[PROBLEM TO SOLVE] Repeat the records in full and exactly, omitting pictures.

[ITEMS]

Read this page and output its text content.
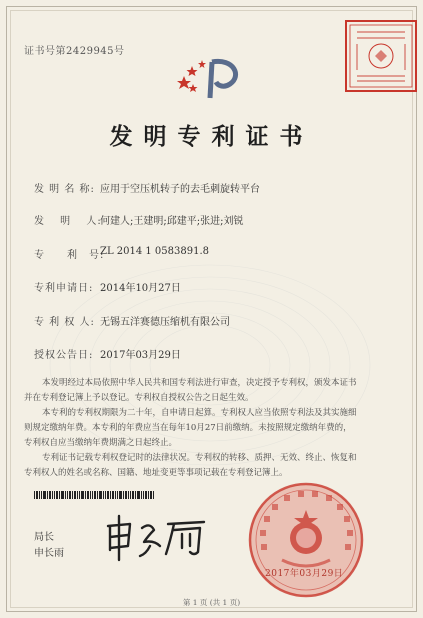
证书号第2429945号
发明专利证书
发 明 名 称: 应用于空压机转子的去毛刺旋转平台
发　 明　 人:
何建人;王建明;邱建平;张进;刘锐
专　　利　号:
ZL 2014 1 0583891.8
专利申请日: 2014年10月27日
专 利 权 人: 无锡五洋赛德压缩机有限公司
授权公告日: 2017年03月29日
本发明经过本局依照中华人民共和国专利法进行审查，决定授予专利权，颁发本证书
并在专利登记簿上予以登记。专利权自授权公告之日起生效。
本专利的专利权期限为二十年，自申请日起算。专利权人应当依照专利法及其实施细
则规定缴纳年费。本专利的年费应当在每年10月27日前缴纳。未按照规定缴纳年费的，
专利权自应当缴纳年费期满之日起终止。
专利证书记载专利权登记时的法律状况。专利权的转移、质押、无效、终止、恢复和
专利权人的姓名或名称、国籍、地址变更等事项记载在专利登记簿上。
局长
申长雨
2017年03月29日
第 1 页 (共 1 页)
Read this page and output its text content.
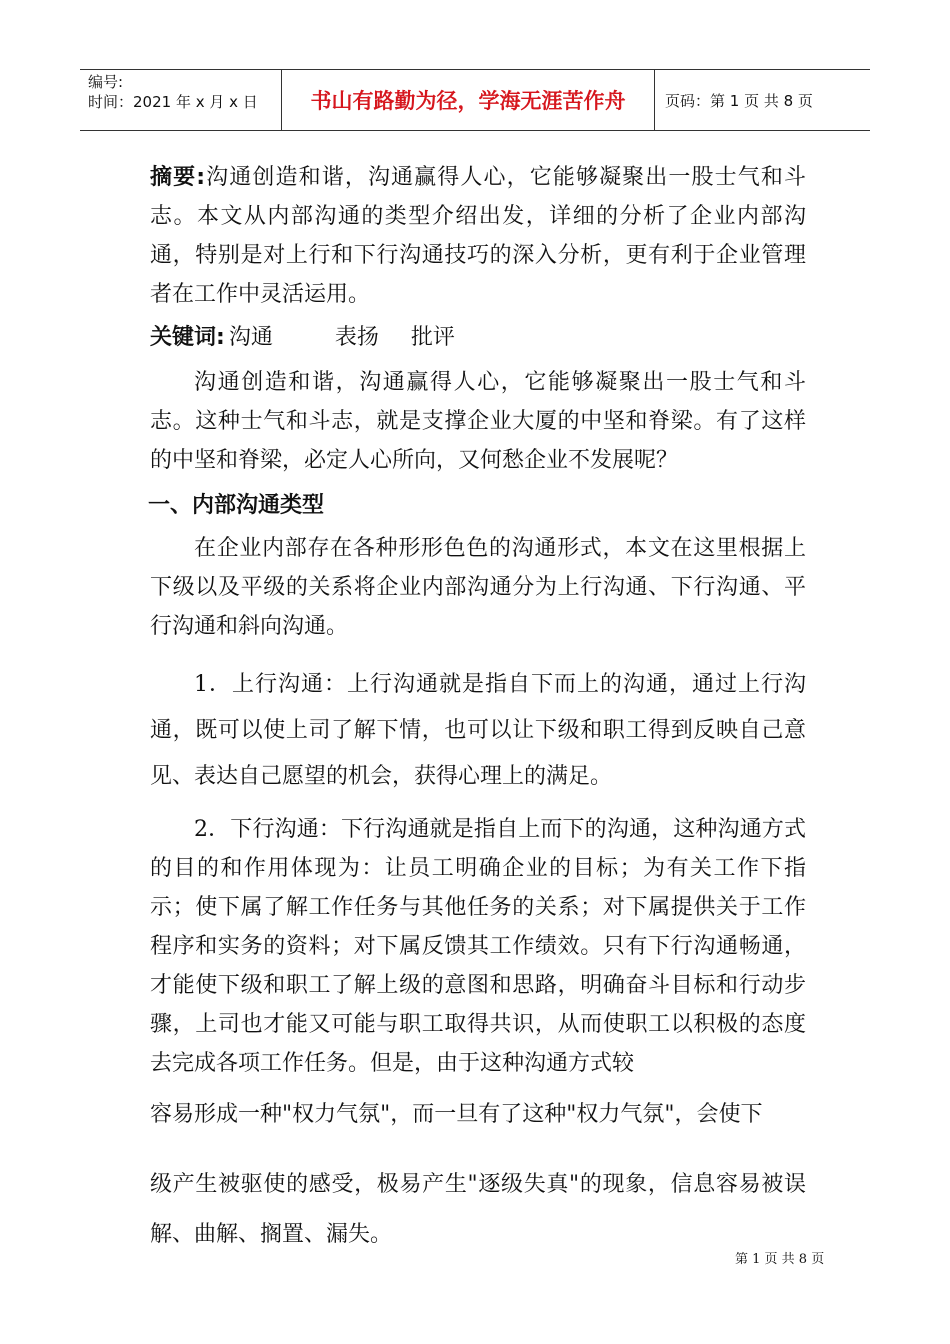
编号:
时间：2021 年 x 月 x 日	书山有路勤为径，学海无涯苦作舟	页码：第 1 页 共 8 页

摘要:沟通创造和谐，沟通赢得人心，它能够凝聚出一股士气和斗志。本文从内部沟通的类型介绍出发，详细的分析了企业内部沟通，特别是对上行和下行沟通技巧的深入分析，更有利于企业管理者在工作中灵活运用。

关键词: 沟通	表扬 批评

沟通创造和谐，沟通赢得人心，它能够凝聚出一股士气和斗志。这种士气和斗志，就是支撑企业大厦的中坚和脊梁。有了这样的中坚和脊梁，必定人心所向，又何愁企业不发展呢？

一、内部沟通类型

在企业内部存在各种形形色色的沟通形式，本文在这里根据上下级以及平级的关系将企业内部沟通分为上行沟通、下行沟通、平行沟通和斜向沟通。

1．上行沟通：上行沟通就是指自下而上的沟通，通过上行沟通，既可以使上司了解下情，也可以让下级和职工得到反映自己意见、表达自己愿望的机会，获得心理上的满足。

2．下行沟通：下行沟通就是指自上而下的沟通，这种沟通方式的目的和作用体现为：让员工明确企业的目标；为有关工作下指示；使下属了解工作任务与其他任务的关系；对下属提供关于工作程序和实务的资料；对下属反馈其工作绩效。只有下行沟通畅通，才能使下级和职工了解上级的意图和思路，明确奋斗目标和行动步骤，上司也才能又可能与职工取得共识，从而使职工以积极的态度去完成各项工作任务。但是，由于这种沟通方式较

容易形成一种"权力气氛"，而一旦有了这种"权力气氛"，会使下

级产生被驱使的感受，极易产生"逐级失真"的现象，信息容易被误解、曲解、搁置、漏失。

第 1 页 共 8 页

[RIGHT ANSWER]
Read this page and output its text content.
证书号第2429945号
发明专利证书
发 明 名 称: 应用于空压机转子的去毛刺旋转平台
发　 明　 人:
何建人;王建明;邱建平;张进;刘锐
专　　利　号:
ZL 2014 1 0583891.8
专利申请日: 2014年10月27日
专 利 权 人: 无锡五洋赛德压缩机有限公司
授权公告日: 2017年03月29日
本发明经过本局依照中华人民共和国专利法进行审查，决定授予专利权，颁发本证书
并在专利登记簿上予以登记。专利权自授权公告之日起生效。
本专利的专利权期限为二十年，自申请日起算。专利权人应当依照专利法及其实施细
则规定缴纳年费。本专利的年费应当在每年10月27日前缴纳。未按照规定缴纳年费的，
专利权自应当缴纳年费期满之日起终止。
专利证书记载专利权登记时的法律状况。专利权的转移、质押、无效、终止、恢复和
专利权人的姓名或名称、国籍、地址变更等事项记载在专利登记簿上。
局长
申长雨
2017年03月29日
第 1 页 (共 1 页)
Read this page and output its text content.
编号:
时间：2021 年 x 月 x 日	书山有路勤为径，学海无涯苦作舟	页码：第 1 页 共 8 页

摘要:沟通创造和谐，沟通赢得人心，它能够凝聚出一股士气和斗志。本文从内部沟通的类型介绍出发，详细的分析了企业内部沟通，特别是对上行和下行沟通技巧的深入分析，更有利于企业管理者在工作中灵活运用。

关键词: 沟通	表扬 批评

沟通创造和谐，沟通赢得人心，它能够凝聚出一股士气和斗志。这种士气和斗志，就是支撑企业大厦的中坚和脊梁。有了这样的中坚和脊梁，必定人心所向，又何愁企业不发展呢？

一、内部沟通类型

在企业内部存在各种形形色色的沟通形式，本文在这里根据上下级以及平级的关系将企业内部沟通分为上行沟通、下行沟通、平行沟通和斜向沟通。

1．上行沟通：上行沟通就是指自下而上的沟通，通过上行沟通，既可以使上司了解下情，也可以让下级和职工得到反映自己意见、表达自己愿望的机会，获得心理上的满足。

2．下行沟通：下行沟通就是指自上而下的沟通，这种沟通方式的目的和作用体现为：让员工明确企业的目标；为有关工作下指示；使下属了解工作任务与其他任务的关系；对下属提供关于工作程序和实务的资料；对下属反馈其工作绩效。只有下行沟通畅通，才能使下级和职工了解上级的意图和思路，明确奋斗目标和行动步骤，上司也才能又可能与职工取得共识，从而使职工以积极的态度去完成各项工作任务。但是，由于这种沟通方式较

容易形成一种"权力气氛"，而一旦有了这种"权力气氛"，会使下

级产生被驱使的感受，极易产生"逐级失真"的现象，信息容易被误解、曲解、搁置、漏失。

第 1 页 共 8 页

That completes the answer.